>> BEGIN PROVIDED INFORMATION

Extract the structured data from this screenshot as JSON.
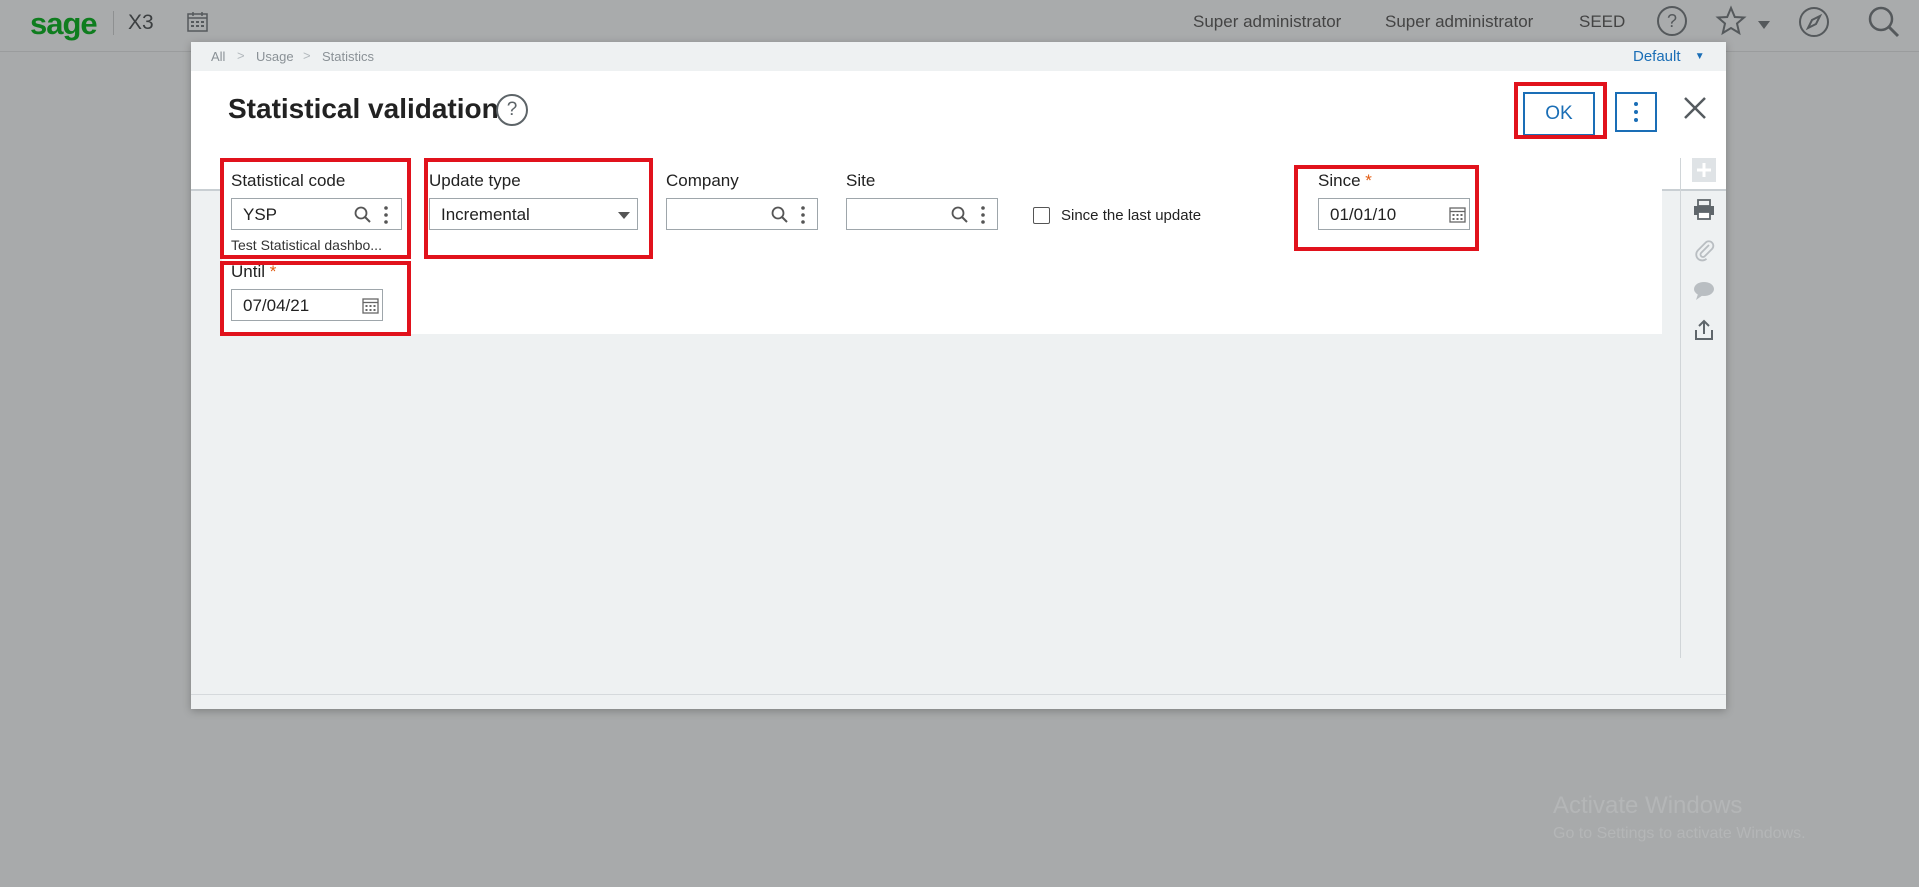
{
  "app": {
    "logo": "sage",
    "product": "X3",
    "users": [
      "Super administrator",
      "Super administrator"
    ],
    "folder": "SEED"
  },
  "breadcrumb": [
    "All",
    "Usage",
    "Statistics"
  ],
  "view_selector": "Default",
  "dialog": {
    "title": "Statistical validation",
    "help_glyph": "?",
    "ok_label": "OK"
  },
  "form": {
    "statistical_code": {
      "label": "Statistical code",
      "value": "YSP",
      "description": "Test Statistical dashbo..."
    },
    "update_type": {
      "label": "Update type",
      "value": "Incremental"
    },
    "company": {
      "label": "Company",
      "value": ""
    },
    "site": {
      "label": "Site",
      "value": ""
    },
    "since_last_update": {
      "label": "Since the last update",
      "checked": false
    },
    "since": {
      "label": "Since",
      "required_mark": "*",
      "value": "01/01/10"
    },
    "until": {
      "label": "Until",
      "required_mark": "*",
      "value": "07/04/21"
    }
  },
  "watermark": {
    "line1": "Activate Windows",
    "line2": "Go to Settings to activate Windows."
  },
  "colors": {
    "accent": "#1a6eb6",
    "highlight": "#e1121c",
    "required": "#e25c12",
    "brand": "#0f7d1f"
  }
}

>> END PROVIDED INFORMATION

**REQUIREMENTS:** Leave out the pictures and print every line of the data exactly.

**SOLUTION TO THE PROBLEM:**
Extract the structured data from this screenshot as JSON.
{
  "app": {
    "logo": "sage",
    "product": "X3",
    "users": [
      "Super administrator",
      "Super administrator"
    ],
    "folder": "SEED"
  },
  "breadcrumb": [
    "All",
    "Usage",
    "Statistics"
  ],
  "view_selector": "Default",
  "dialog": {
    "title": "Statistical validation",
    "help_glyph": "?",
    "ok_label": "OK"
  },
  "form": {
    "statistical_code": {
      "label": "Statistical code",
      "value": "YSP",
      "description": "Test Statistical dashbo..."
    },
    "update_type": {
      "label": "Update type",
      "value": "Incremental"
    },
    "company": {
      "label": "Company",
      "value": ""
    },
    "site": {
      "label": "Site",
      "value": ""
    },
    "since_last_update": {
      "label": "Since the last update",
      "checked": false
    },
    "since": {
      "label": "Since",
      "required_mark": "*",
      "value": "01/01/10"
    },
    "until": {
      "label": "Until",
      "required_mark": "*",
      "value": "07/04/21"
    }
  },
  "watermark": {
    "line1": "Activate Windows",
    "line2": "Go to Settings to activate Windows."
  },
  "colors": {
    "accent": "#1a6eb6",
    "highlight": "#e1121c",
    "required": "#e25c12",
    "brand": "#0f7d1f"
  }
}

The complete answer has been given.